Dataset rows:
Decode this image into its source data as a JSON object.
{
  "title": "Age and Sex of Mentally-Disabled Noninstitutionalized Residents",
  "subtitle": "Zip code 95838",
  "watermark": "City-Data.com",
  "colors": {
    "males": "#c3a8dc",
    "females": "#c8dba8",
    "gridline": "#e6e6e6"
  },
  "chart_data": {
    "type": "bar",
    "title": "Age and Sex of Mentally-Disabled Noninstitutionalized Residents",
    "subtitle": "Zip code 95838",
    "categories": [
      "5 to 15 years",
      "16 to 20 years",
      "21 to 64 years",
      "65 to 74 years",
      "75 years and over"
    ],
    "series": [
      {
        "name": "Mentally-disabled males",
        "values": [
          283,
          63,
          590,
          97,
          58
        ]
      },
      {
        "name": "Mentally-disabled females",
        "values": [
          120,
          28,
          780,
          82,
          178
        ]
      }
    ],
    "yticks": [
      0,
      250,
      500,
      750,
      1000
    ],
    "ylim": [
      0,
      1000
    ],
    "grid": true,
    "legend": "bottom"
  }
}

Problem to solve:
Select every line in the records above that contains the word "Noninstitutionalized".

Solution to this task:
  "title": "Age and Sex of Mentally-Disabled Noninstitutionalized Residents",
    "title": "Age and Sex of Mentally-Disabled Noninstitutionalized Residents",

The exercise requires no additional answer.